* [What is asked]:
Search the material for the string "efficiently" and copy each line where it occurs.
(begin)
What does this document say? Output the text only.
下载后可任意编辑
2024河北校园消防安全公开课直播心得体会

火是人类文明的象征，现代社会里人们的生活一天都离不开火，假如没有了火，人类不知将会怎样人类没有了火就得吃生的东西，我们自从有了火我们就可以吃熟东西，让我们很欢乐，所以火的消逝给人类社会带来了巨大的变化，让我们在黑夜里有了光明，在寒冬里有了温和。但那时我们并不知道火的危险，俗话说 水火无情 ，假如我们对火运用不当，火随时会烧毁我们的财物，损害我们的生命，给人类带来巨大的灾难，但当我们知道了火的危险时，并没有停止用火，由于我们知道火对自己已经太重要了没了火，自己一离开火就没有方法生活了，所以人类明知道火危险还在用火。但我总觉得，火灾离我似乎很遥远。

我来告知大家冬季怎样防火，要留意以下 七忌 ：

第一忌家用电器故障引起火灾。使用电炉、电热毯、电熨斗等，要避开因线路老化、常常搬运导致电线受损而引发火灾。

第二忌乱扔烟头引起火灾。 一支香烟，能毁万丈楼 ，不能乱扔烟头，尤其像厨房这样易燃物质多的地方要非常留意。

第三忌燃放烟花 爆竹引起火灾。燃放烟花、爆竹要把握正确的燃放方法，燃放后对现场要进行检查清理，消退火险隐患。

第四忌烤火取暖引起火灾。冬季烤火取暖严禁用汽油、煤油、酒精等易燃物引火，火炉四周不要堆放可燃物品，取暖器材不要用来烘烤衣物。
(end)
(begin)
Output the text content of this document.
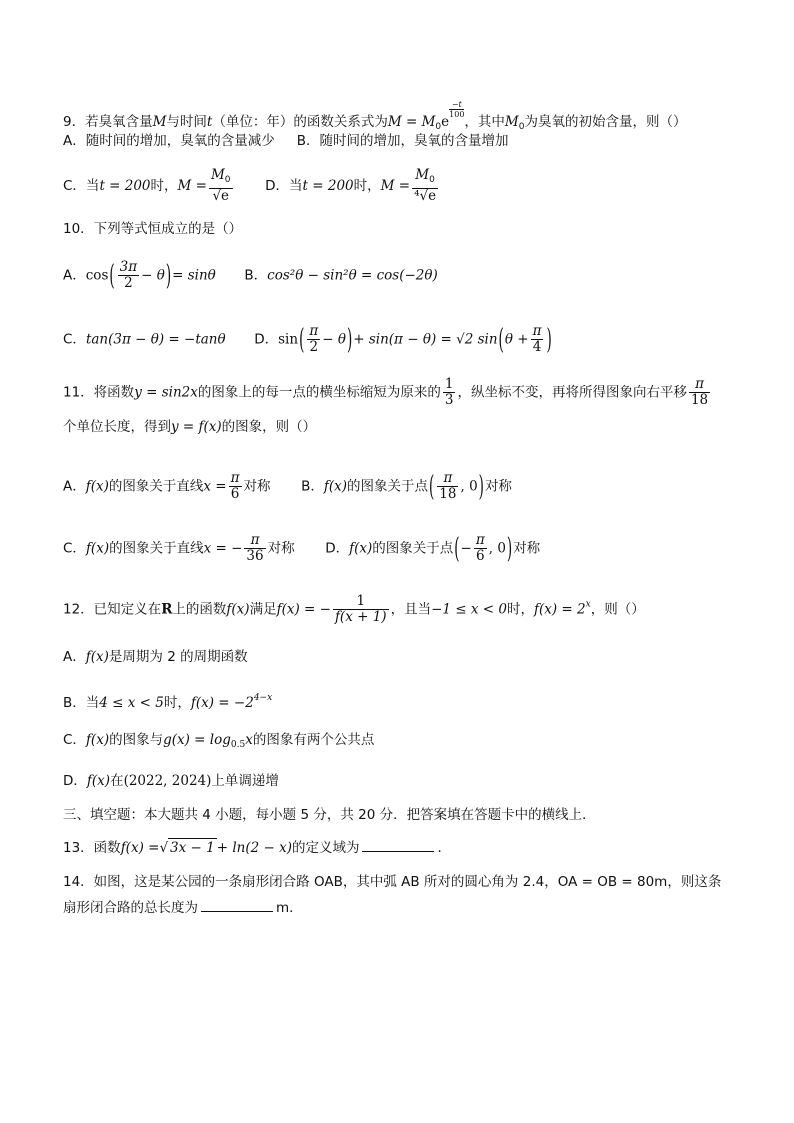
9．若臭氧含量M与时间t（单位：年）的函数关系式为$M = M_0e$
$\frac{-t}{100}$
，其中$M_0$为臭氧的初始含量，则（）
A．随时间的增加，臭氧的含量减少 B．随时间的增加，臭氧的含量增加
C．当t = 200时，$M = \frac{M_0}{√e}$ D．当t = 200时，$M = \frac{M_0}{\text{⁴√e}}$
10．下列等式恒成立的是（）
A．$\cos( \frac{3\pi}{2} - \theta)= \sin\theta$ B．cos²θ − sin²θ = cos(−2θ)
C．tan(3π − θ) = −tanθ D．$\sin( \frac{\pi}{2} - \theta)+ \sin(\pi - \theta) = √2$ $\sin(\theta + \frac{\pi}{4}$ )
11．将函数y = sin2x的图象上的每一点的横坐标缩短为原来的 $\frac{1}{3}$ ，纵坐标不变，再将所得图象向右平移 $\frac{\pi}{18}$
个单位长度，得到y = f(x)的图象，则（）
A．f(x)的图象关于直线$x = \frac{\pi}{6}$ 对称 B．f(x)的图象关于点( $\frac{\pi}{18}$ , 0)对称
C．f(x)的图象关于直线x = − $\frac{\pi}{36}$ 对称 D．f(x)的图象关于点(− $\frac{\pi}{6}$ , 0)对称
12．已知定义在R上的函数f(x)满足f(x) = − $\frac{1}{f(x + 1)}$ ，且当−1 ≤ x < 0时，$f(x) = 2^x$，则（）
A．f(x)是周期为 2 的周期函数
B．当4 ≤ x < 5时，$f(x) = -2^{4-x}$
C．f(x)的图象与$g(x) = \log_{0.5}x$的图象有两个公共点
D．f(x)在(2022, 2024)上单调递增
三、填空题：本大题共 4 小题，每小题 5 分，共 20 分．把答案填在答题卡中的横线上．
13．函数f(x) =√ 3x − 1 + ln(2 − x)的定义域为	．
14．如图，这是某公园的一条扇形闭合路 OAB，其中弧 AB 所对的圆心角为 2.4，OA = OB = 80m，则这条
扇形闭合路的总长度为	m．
(end)
(begin)
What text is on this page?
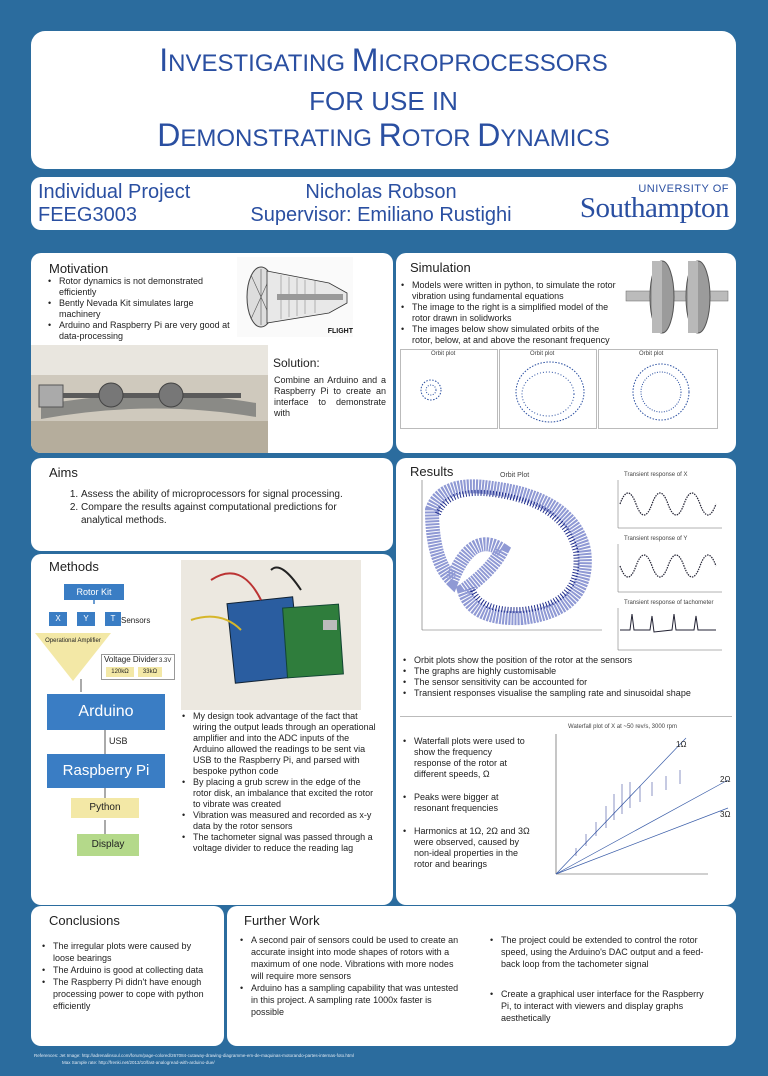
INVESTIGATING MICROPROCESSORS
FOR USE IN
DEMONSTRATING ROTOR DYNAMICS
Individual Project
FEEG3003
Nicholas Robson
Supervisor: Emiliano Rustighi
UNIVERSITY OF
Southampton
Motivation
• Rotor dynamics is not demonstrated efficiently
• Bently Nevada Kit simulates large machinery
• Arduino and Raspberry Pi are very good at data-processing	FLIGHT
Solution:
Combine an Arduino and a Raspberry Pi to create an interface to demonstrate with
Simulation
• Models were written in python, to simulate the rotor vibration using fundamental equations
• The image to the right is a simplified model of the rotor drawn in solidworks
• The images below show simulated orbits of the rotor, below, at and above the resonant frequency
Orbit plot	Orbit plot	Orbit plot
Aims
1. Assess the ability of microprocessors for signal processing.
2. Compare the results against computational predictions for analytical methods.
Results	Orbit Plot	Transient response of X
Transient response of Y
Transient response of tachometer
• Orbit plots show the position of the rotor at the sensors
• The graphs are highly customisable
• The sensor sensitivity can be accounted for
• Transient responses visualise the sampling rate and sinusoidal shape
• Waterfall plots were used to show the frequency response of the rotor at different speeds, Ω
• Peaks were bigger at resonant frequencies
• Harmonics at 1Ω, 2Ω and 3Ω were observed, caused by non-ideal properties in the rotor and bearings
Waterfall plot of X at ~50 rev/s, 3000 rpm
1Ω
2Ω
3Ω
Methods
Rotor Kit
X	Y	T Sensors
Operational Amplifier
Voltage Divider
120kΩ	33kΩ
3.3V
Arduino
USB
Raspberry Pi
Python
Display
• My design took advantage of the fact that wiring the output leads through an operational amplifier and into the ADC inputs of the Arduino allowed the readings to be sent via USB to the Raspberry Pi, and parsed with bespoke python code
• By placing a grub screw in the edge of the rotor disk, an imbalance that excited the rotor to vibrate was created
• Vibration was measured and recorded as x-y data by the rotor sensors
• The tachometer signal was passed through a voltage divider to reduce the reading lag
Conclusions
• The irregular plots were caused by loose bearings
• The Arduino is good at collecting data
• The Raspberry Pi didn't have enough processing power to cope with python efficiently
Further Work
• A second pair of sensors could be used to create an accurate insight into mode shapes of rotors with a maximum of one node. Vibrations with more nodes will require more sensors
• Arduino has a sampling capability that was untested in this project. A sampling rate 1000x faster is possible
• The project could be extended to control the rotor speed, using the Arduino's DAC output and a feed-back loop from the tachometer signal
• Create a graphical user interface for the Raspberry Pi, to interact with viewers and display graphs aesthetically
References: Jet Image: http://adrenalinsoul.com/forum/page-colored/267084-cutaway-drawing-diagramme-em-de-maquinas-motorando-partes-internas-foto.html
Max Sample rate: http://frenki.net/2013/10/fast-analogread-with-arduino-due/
(end)
* [Answer to this task]:
• Rotor dynamics is not demonstrated efficiently
• The Raspberry Pi didn't have enough processing power to cope with python efficiently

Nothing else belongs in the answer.